▸ TEXT ZUM LESEN
Die ersten Schiiten kamen vermutlich kurz nach der Berührung des Islams mit dem Subkontinent - im achten Jahrhundert - in die Region. Doch auch hier blieb der Konflikt mit den Sunniten bestehen.

Als wichtigste Orte, in denen die Imamis durch ihre politische und kulturelle Bedeutung Einfluß bis in die heutige Zeit ausübten, gelten die gegenwärtig im nordindischen Unionsstaat Uttar Pradesh (U.P.) gelegenen Städte Lucknow und Jaunpur. Die beiden Orte wurden Zentren einer religiös-philosophischen Blüte, die sich in Wissenschaft, Kunst – insbesondere in architektonischer Hinsicht – in einer Form entwickelte die z.B. Jaunpur den Ruf einbrachte, als "Shiraz des Ostens" zu gelten. Lucknow, als heutige Landeshauptstadt von U.P., gilt nach wie vor als Ort in dem Urdu, die Sprache der Muslime Nordindiens und Staatssprache Pakistans, am reinsten gesprochen wird. Die einstige Majorität der schiitischen Bevölkerung in den beiden Orten hat sich allerdings, durch die Teilung des Subkontinentes bzw. der Staatsgründung Pakistans und der damit verbundenen Exodus eindeutig zu Gunsten einer sunnitischen Bevölkerungsmehrheit verschoben.

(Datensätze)

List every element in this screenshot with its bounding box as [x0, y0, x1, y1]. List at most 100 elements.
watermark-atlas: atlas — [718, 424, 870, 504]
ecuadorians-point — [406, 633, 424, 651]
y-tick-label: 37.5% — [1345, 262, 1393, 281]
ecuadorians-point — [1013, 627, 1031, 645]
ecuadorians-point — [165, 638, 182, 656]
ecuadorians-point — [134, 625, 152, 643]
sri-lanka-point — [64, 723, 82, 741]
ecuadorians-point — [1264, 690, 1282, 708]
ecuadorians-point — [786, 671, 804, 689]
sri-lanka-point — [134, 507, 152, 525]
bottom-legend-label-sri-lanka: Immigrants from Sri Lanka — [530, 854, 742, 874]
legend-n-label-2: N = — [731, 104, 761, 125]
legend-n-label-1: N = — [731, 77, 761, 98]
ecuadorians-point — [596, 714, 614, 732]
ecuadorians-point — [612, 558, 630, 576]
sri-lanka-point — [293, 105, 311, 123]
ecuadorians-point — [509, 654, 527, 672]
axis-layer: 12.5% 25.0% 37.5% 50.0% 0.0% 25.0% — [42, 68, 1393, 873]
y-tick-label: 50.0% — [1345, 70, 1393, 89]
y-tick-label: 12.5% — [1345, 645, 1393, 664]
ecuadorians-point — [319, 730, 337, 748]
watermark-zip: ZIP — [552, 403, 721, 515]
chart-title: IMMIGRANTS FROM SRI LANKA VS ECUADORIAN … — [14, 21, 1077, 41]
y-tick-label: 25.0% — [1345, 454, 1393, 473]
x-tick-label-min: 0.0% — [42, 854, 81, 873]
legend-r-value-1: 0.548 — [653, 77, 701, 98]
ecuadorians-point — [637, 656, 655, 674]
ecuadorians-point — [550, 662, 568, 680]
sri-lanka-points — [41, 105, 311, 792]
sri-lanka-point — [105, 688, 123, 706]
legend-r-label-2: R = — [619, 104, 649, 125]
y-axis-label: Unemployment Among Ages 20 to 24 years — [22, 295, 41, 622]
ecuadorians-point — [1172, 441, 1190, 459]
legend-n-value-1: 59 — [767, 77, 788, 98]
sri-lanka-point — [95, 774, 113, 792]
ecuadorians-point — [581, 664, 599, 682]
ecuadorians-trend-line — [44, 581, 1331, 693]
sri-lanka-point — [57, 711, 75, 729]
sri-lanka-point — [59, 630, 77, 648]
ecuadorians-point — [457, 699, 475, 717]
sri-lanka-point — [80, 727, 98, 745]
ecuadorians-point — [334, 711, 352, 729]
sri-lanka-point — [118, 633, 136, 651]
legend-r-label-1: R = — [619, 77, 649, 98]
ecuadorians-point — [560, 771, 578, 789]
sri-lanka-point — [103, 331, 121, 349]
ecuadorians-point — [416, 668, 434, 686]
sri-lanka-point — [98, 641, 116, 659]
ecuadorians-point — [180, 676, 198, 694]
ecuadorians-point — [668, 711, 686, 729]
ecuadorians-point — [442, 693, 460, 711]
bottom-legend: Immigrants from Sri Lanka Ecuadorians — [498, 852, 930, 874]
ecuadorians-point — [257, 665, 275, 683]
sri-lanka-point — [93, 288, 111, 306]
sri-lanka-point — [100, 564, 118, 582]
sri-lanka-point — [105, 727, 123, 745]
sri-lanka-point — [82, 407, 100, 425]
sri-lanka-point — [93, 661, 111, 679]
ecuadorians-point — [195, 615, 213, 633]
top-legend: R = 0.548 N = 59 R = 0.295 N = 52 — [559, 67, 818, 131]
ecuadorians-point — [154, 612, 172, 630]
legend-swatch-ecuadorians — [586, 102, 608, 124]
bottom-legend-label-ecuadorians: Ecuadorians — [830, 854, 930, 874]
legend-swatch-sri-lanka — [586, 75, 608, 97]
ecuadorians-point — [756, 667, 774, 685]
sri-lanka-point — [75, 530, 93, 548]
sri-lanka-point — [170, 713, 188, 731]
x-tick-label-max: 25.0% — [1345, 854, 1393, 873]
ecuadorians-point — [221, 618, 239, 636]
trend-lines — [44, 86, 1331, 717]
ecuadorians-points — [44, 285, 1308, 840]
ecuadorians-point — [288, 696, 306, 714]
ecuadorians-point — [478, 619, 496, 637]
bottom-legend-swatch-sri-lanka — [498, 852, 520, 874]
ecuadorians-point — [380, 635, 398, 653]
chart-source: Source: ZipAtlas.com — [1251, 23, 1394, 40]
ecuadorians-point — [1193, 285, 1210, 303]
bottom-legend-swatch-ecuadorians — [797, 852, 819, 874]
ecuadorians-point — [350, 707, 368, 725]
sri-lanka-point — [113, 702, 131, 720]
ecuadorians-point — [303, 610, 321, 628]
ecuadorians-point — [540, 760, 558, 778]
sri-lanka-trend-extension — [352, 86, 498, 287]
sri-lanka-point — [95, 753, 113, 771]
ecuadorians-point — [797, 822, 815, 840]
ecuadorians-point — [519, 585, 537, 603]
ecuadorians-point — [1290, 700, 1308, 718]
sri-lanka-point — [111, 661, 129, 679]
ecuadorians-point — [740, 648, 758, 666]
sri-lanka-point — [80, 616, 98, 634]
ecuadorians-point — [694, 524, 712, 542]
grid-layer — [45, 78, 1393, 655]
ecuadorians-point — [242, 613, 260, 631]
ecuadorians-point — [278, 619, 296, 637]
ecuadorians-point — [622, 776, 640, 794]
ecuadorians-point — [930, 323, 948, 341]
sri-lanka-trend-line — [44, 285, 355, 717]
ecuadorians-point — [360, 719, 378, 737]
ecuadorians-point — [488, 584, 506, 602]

▸ AUFGABEN
a) Schreib aus dem Text über die Schiiten auf dem Subkontinent die Stelle von „Die ersten Schiiten“ bis „den Sunniten bestehen.“ wortgetreu ab.
b) Beantworte diese Fragen zum Text über die Schiiten auf dem Subkontinent:
(i) In welchem Jahrhundert kamen die ersten Schiiten vermutlich in die Region?
(ii) In welchem Unionsstaat liegen Lucknow und Jaunpur heute?
(iii) Als was gilt Jaunpur laut seinem Ruf?
c) Schreib den Text über die Schiiten auf dem Subkontinent nach seinem letzten Satz weiter.

▸ LÖSUNGEN
a)
Die ersten Schiiten kamen vermutlich kurz nach der Berührung des Islams mit dem Subkontinent - im achten Jahrhundert - in die Region. Doch auch hier blieb der Konflikt mit den Sunniten bestehen.

b)
(i) Im achten Jahrhundert.
(ii) In Uttar Pradesh.
(iii) Als „Shiraz des Ostens“.

c)
Des weiteren gab es einen gewissen Einfluß der Schi’a in den Dekkan-Staaten (Golkonda).

Die Siebener-Schiiten: Ismaililiten (Ismaelis)

Die Ismaililiten, auch als Siebener-Schiiten bezeichnet, bekennen sich zu Ismail, dem ältesten Sohn des sechsten Imam Jafar. Innerhalb der Schia sind sie eine Minderheit, die sich aus Musta`liiten, Drusen, Karmaten, Bohoras und Khojas zusammensetzen.

Den Zwölfer-Schiiten zufolge hat Imam Jafar einen jüngeren Sohn, Musa-al-Kasim, zu seinem Nachfolger bestimmt, da Ismail vor seinem Vater starb. Die Ismaelis hingegen glauben, dass Ismail in der Verborgenheit verschwunden sei und der erwartete Mahdi ist.

Im Jahr 909 (isl. Jahr 295) rief einer ihrer Führer, der behauptete von Ismail abzustammen, sich selbst zum Mahdi aus und gründete einen Staat in Nordafrika. Der General seines Sohnes fiel siegreich in Ägypten ein (969 n. Chr.) und errichtete ein Kalifat. Der Staat wurde, benannt nach der Tochter des Propheten, mehr als zwei Jahrhunderte als Reich der Fatimiden berühmt. In diese Zeit fällt auch die Gründung der bedeutendsten islamischen Universität, die Al-Azhar in Kairo.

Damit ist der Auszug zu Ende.